Phase-space representations of the time evolution of Eq. (5). (a), (c) The plane $(Ecos{\varphi }_1,Esin{\varphi }_1)$, with the circles denoting steady $E$'s. (b), (d) The plane $(\eta cos\psi ,\eta sin\psi )$, with the unit circles included for reference. (a), (b) Correspond to Fig. 2. Cold-cavity (random noise in each mode) initial conditions (red crosses) are used, where the blue line represents the evolution and the red asterisk represents the attained steady state. (c), (d) The solutions for $\delta =-4.5$, at fixed $P=40$, for two different initial conditions: cold and hot cavity. The former [dashed line, with green (light gray) markers] collapses rapidly to the lower branch fixed point, while the latter (solid line) is attracted to an oscillating solution.

Figure 5

Same as Fig. 2, but with $\delta =-5.5$ and hot-cavity initial conditions $u_0=2.5$ and $u_{\pm 1}=0$. The limit cycles here are unstable and the system oscillates on a torus; the secondary frequency is much smaller the main one. The average conversion to sidebands is about $25\%$.

Figure 6

Bifurcation diagram of $E$ ($\eta \ne 0,1$) as a function of $\delta$ for different values of $P=60,100,140,180,220,260$. Solid lines represent stable limit cycles, dashed lines unstable ones (saddle points), and dotted lines are delimited by Neimark-Sacker bifurcations. Each curve is labeled according to its value of $P$. The absence of an intensity-dependent threshold makes it impossible to find precise values for triggering the oscillations. Instead, as before in Fig. 3, we have only a single branch of limit cycles for small $P<120$, while a saddle-node bifurcation is observed at higher $P>120$. An even more complex behavior is observed for larger injection power, but the supermode approach is less accurate.

Figure 7

Bifurcation diagrams of $\eta$ [red (gray), left ordinates; see arrow], $\psi$ [blue (dark gray), right ordinates], and $\varphi$ [green (light gray), right ordinates] for the values of $P$ of Fig. 6. Notice that $\eta >0.5$, i.e., more energy in lateral than in central modes.

Figure 8

Comparison of the evolution toward a steady state of the four-cavity system and its four-supermode truncation. $P=180,\delta =-4.5,\gamma =40$. Solid lines represent the solution of Eq. (2) ($M=4$), while dashed lines represent the solution of Eq. (7): ${\eta }_1$ is in blue (dark gray), ${\eta }_3$ in red (gray), $E$ in yellow (light gray), and the imbalances $\alpha$ ($\beta$) are at the bottom in black [green (light gray)] [only for Eq. (2)]. Notice that these last ones exhibit small oscillations around zero.

Source data:
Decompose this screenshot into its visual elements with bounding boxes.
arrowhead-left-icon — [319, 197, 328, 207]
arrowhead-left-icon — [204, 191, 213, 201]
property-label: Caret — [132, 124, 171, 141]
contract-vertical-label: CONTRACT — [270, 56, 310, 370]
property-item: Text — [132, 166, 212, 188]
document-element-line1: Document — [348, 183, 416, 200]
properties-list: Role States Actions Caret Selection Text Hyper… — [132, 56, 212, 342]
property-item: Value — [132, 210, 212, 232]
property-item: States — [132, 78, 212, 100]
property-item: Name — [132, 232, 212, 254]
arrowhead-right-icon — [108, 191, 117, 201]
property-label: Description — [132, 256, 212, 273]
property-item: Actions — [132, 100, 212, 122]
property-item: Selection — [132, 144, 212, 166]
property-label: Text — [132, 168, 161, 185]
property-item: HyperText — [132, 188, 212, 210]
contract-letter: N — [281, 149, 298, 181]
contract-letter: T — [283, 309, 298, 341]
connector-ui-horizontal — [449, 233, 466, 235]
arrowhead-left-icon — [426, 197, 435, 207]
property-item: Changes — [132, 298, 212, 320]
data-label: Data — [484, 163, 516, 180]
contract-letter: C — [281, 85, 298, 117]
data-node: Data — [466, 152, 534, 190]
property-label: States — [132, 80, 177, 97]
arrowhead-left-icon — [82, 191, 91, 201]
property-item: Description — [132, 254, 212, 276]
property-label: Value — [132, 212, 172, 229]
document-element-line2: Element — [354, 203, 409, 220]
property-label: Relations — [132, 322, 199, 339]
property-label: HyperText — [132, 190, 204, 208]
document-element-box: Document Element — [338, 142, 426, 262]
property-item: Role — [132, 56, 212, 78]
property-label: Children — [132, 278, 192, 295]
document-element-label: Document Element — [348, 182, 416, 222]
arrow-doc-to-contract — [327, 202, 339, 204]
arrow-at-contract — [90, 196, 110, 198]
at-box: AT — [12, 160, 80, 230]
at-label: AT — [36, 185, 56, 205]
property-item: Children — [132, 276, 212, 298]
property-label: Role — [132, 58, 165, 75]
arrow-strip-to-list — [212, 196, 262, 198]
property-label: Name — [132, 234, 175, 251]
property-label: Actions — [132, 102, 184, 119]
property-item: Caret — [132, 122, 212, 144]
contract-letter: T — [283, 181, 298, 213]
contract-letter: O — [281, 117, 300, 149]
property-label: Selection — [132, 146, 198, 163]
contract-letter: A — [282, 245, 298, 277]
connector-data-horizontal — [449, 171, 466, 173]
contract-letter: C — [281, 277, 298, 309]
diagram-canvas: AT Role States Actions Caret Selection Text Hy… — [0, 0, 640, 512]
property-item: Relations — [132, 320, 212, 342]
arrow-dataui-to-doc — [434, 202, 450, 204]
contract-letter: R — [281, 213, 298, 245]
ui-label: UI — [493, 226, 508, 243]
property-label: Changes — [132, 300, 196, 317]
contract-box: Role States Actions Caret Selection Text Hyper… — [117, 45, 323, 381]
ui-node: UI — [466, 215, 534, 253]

▶ [Actions to take]
1: What average conversion to sidebands do the figure captions give for Figure 5?
2: Proceed with the figure captions, starting after their last sentence.

▶ [Responses]
1: About 25%.

2:
Figure 9

Same as Fig. 8, for $\delta =-10$, and hot-cavity initial conditions.

Figure 10

Phase-space representations of the time evolution of Eq. (7). (a),(c) The plane $(Ecos{\varphi }_1,Esin{\varphi }_1)$. (b),(d) The plane $(\eta cos\psi ,\eta sin\psi )$. (a),(b) Correspond to Fig. 8; (c),(d) correspond to Fig. 9, with hot-cavity initial conditions. The notation is the same as in Fig. 4, but we omit to show the evolution from a cold cavity.

Figure 11

Same as Fig. 8, for an adiabatic variation in $10<t<40$ of $\delta$ from $-3$ to $-15$. The right ordinate axis shows the values of $\delta$, plotted as a red (gray) dotted line.

Figure 12

Probability distribution of (a) $E^{\left(3\right)}$ and (b) ${\eta }^{\left(3\right)}{E}^{\left(3\right)}$ obtained by repeatedly solving 2500 times the system of Eq. (2) with $M=3,\delta =-3,\gamma =40$, and $P=40$. Every cavity parameter is normally distributed around their nominal value with a standard deviation of $2.5\%$. The thick red (gray) lines represent the nominal value.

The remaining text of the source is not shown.